## DESCRIPTION OF THE TASK
Make an exact copy of the records, with the pictures left out.

## RECORDS FOR PROCESSING
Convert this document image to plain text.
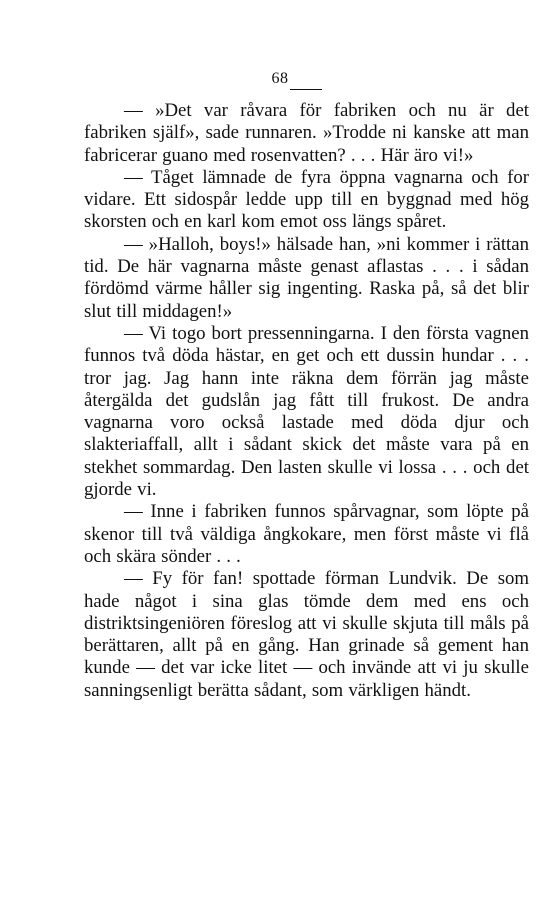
68

— »Det var råvara för fabriken och nu är det fabriken själf», sade runnaren. »Trodde ni kanske att man fabricerar guano med rosenvatten? . . . Här äro vi!»

— Tåget lämnade de fyra öppna vagnarna och for vidare. Ett sidospår ledde upp till en byggnad med hög skorsten och en karl kom emot oss längs spåret.

— »Halloh, boys!» hälsade han, »ni kommer i rättan tid. De här vagnarna måste genast aflastas . . . i sådan fördömd värme håller sig ingenting. Raska på, så det blir slut till middagen!»

— Vi togo bort pressenningarna. I den första vagnen funnos två döda hästar, en get och ett dussin hundar . . . tror jag. Jag hann inte räkna dem förrän jag måste återgälda det gudslån jag fått till frukost. De andra vagnarna voro också lastade med döda djur och slakteriaffall, allt i sådant skick det måste vara på en stekhet sommardag. Den lasten skulle vi lossa . . . och det gjorde vi.

— Inne i fabriken funnos spårvagnar, som löpte på skenor till två väldiga ångkokare, men först måste vi flå och skära sönder . . .

— Fy för fan! spottade förman Lundvik. De som hade något i sina glas tömde dem med ens och distriktsingeniören föreslog att vi skulle skjuta till måls på berättaren, allt på en gång. Han grinade så gement han kunde — det var icke litet — och invände att vi ju skulle sanningsenligt berätta sådant, som värkligen händt.
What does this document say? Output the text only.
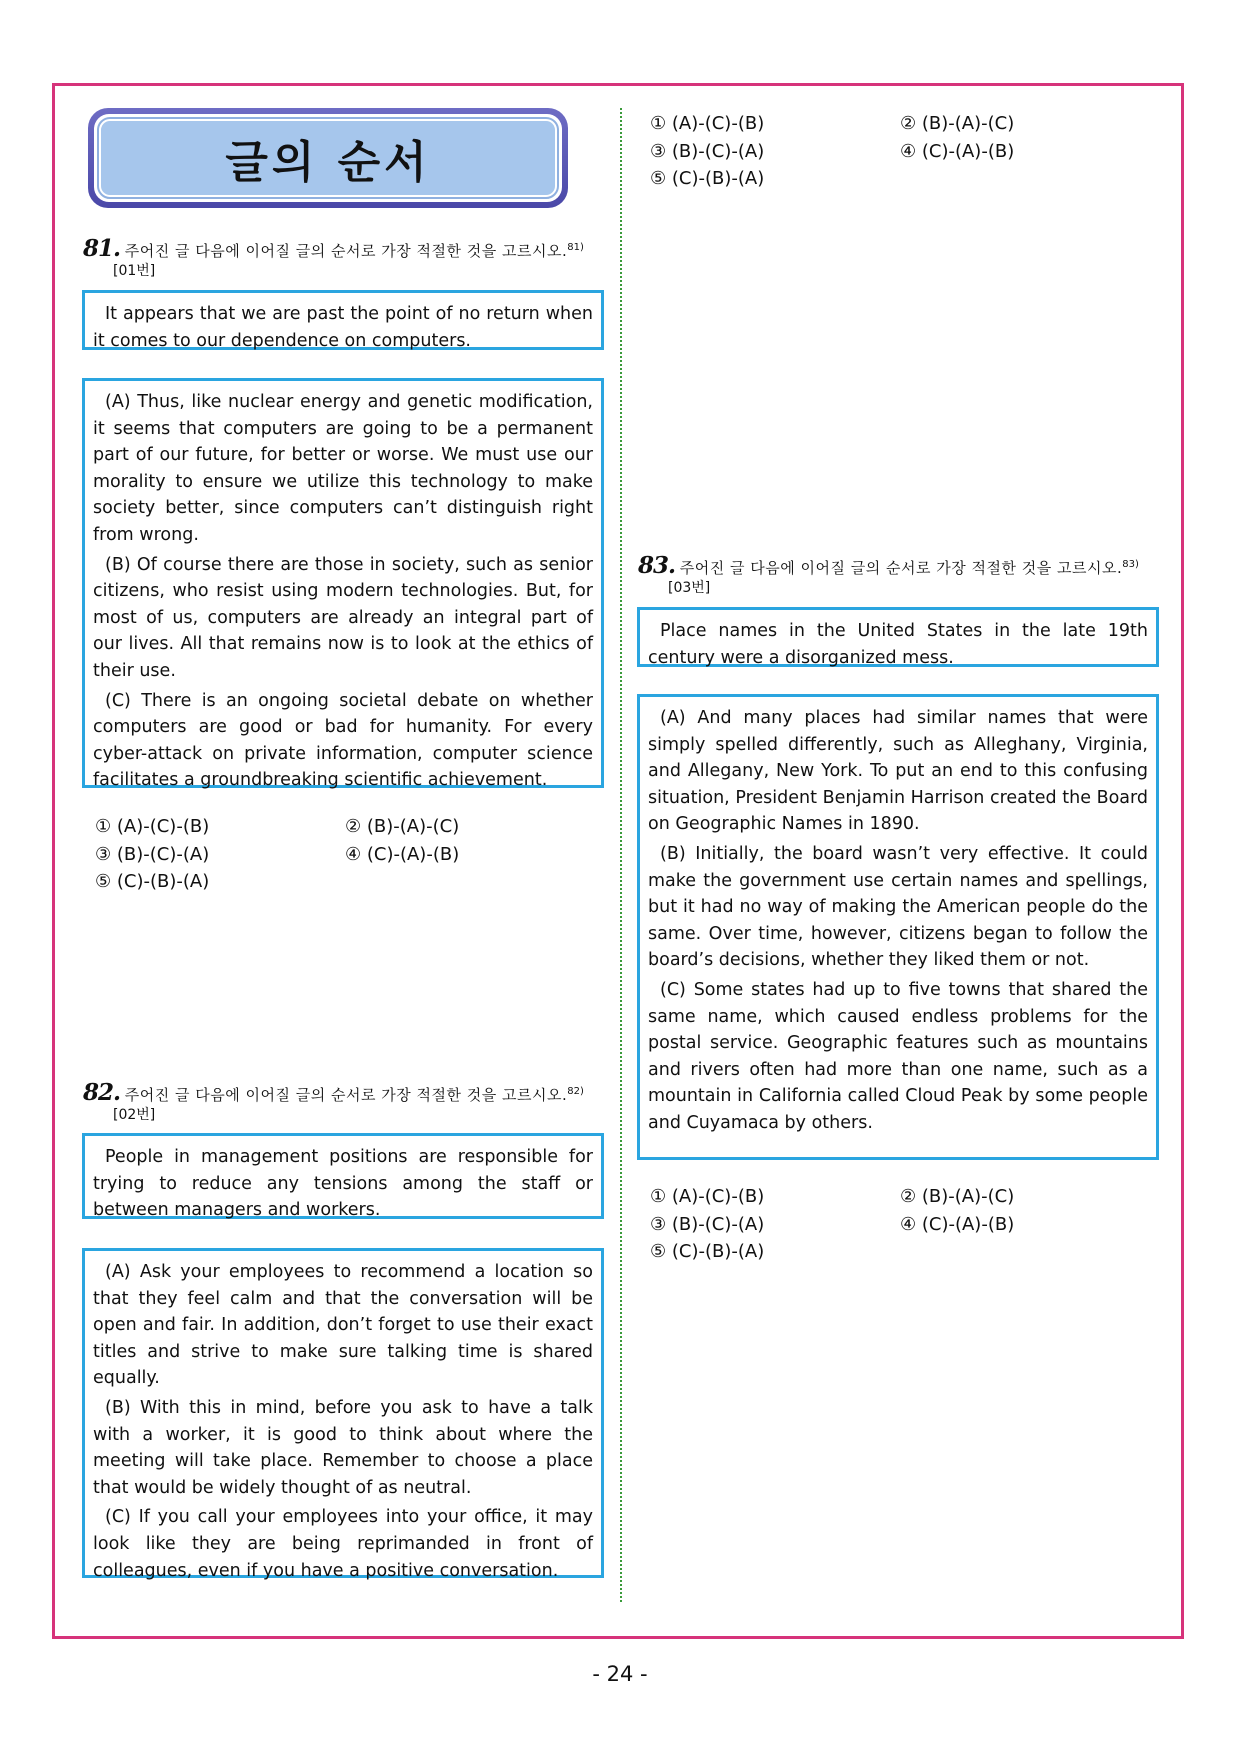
글의 순서
81. 주어진 글 다음에 이어질 글의 순서로 가장 적절한 것을 고르시오.$^{81)}$
[01번]

It appears that we are past the point of no return when it comes to our dependence on computers.

(A) Thus, like nuclear energy and genetic modification, it seems that computers are going to be a permanent part of our future, for better or worse. We must use our morality to ensure we utilize this technology to make society better, since computers can’t distinguish right from wrong.

(B) Of course there are those in society, such as senior citizens, who resist using modern technologies. But, for most of us, computers are already an integral part of our lives. All that remains now is to look at the ethics of their use.

(C) There is an ongoing societal debate on whether computers are good or bad for humanity. For every cyber-attack on private information, computer science facilitates a groundbreaking scientific achievement.

① (A)-(C)-(B)	② (B)-(A)-(C)
③ (B)-(C)-(A)	④ (C)-(A)-(B)
⑤ (C)-(B)-(A)
82. 주어진 글 다음에 이어질 글의 순서로 가장 적절한 것을 고르시오.$^{82)}$
[02번]

People in management positions are responsible for trying to reduce any tensions among the staff or between managers and workers.

(A) Ask your employees to recommend a location so that they feel calm and that the conversation will be open and fair. In addition, don’t forget to use their exact titles and strive to make sure talking time is shared equally.

(B) With this in mind, before you ask to have a talk with a worker, it is good to think about where the meeting will take place. Remember to choose a place that would be widely thought of as neutral.

(C) If you call your employees into your office, it may look like they are being reprimanded in front of colleagues, even if you have a positive conversation.

① (A)-(C)-(B)	② (B)-(A)-(C)
③ (B)-(C)-(A)	④ (C)-(A)-(B)
⑤ (C)-(B)-(A)
83. 주어진 글 다음에 이어질 글의 순서로 가장 적절한 것을 고르시오.$^{83)}$
[03번]

Place names in the United States in the late 19th century were a disorganized mess.

(A) And many places had similar names that were simply spelled differently, such as Alleghany, Virginia, and Allegany, New York. To put an end to this confusing situation, President Benjamin Harrison created the Board on Geographic Names in 1890.

(B) Initially, the board wasn’t very effective. It could make the government use certain names and spellings, but it had no way of making the American people do the same. Over time, however, citizens began to follow the board’s decisions, whether they liked them or not.

(C) Some states had up to five towns that shared the same name, which caused endless problems for the postal service. Geographic features such as mountains and rivers often had more than one name, such as a mountain in California called Cloud Peak by some people and Cuyamaca by others.

① (A)-(C)-(B)	② (B)-(A)-(C)
③ (B)-(C)-(A)	④ (C)-(A)-(B)
⑤ (C)-(B)-(A)
- 24 -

## ANSWER TO THE TASK
Convert this document image to plain text.
68

— »Det var råvara för fabriken och nu är det fabriken själf», sade runnaren. »Trodde ni kanske att man fabricerar guano med rosenvatten? . . . Här äro vi!»

— Tåget lämnade de fyra öppna vagnarna och for vidare. Ett sidospår ledde upp till en byggnad med hög skorsten och en karl kom emot oss längs spåret.

— »Halloh, boys!» hälsade han, »ni kommer i rättan tid. De här vagnarna måste genast aflastas . . . i sådan fördömd värme håller sig ingenting. Raska på, så det blir slut till middagen!»

— Vi togo bort pressenningarna. I den första vagnen funnos två döda hästar, en get och ett dussin hundar . . . tror jag. Jag hann inte räkna dem förrän jag måste återgälda det gudslån jag fått till frukost. De andra vagnarna voro också lastade med döda djur och slakteriaffall, allt i sådant skick det måste vara på en stekhet sommardag. Den lasten skulle vi lossa . . . och det gjorde vi.

— Inne i fabriken funnos spårvagnar, som löpte på skenor till två väldiga ångkokare, men först måste vi flå och skära sönder . . .

— Fy för fan! spottade förman Lundvik. De som hade något i sina glas tömde dem med ens och distriktsingeniören föreslog att vi skulle skjuta till måls på berättaren, allt på en gång. Han grinade så gement han kunde — det var icke litet — och invände att vi ju skulle sanningsenligt berätta sådant, som värkligen händt.
What does this document say? Output the text only.
글의 순서
81. 주어진 글 다음에 이어질 글의 순서로 가장 적절한 것을 고르시오.$^{81)}$
[01번]

It appears that we are past the point of no return when it comes to our dependence on computers.

(A) Thus, like nuclear energy and genetic modification, it seems that computers are going to be a permanent part of our future, for better or worse. We must use our morality to ensure we utilize this technology to make society better, since computers can’t distinguish right from wrong.

(B) Of course there are those in society, such as senior citizens, who resist using modern technologies. But, for most of us, computers are already an integral part of our lives. All that remains now is to look at the ethics of their use.

(C) There is an ongoing societal debate on whether computers are good or bad for humanity. For every cyber-attack on private information, computer science facilitates a groundbreaking scientific achievement.

① (A)-(C)-(B)	② (B)-(A)-(C)
③ (B)-(C)-(A)	④ (C)-(A)-(B)
⑤ (C)-(B)-(A)
82. 주어진 글 다음에 이어질 글의 순서로 가장 적절한 것을 고르시오.$^{82)}$
[02번]

People in management positions are responsible for trying to reduce any tensions among the staff or between managers and workers.

(A) Ask your employees to recommend a location so that they feel calm and that the conversation will be open and fair. In addition, don’t forget to use their exact titles and strive to make sure talking time is shared equally.

(B) With this in mind, before you ask to have a talk with a worker, it is good to think about where the meeting will take place. Remember to choose a place that would be widely thought of as neutral.

(C) If you call your employees into your office, it may look like they are being reprimanded in front of colleagues, even if you have a positive conversation.

① (A)-(C)-(B)	② (B)-(A)-(C)
③ (B)-(C)-(A)	④ (C)-(A)-(B)
⑤ (C)-(B)-(A)
83. 주어진 글 다음에 이어질 글의 순서로 가장 적절한 것을 고르시오.$^{83)}$
[03번]

Place names in the United States in the late 19th century were a disorganized mess.

(A) And many places had similar names that were simply spelled differently, such as Alleghany, Virginia, and Allegany, New York. To put an end to this confusing situation, President Benjamin Harrison created the Board on Geographic Names in 1890.

(B) Initially, the board wasn’t very effective. It could make the government use certain names and spellings, but it had no way of making the American people do the same. Over time, however, citizens began to follow the board’s decisions, whether they liked them or not.

(C) Some states had up to five towns that shared the same name, which caused endless problems for the postal service. Geographic features such as mountains and rivers often had more than one name, such as a mountain in California called Cloud Peak by some people and Cuyamaca by others.

① (A)-(C)-(B)	② (B)-(A)-(C)
③ (B)-(C)-(A)	④ (C)-(A)-(B)
⑤ (C)-(B)-(A)
- 24 -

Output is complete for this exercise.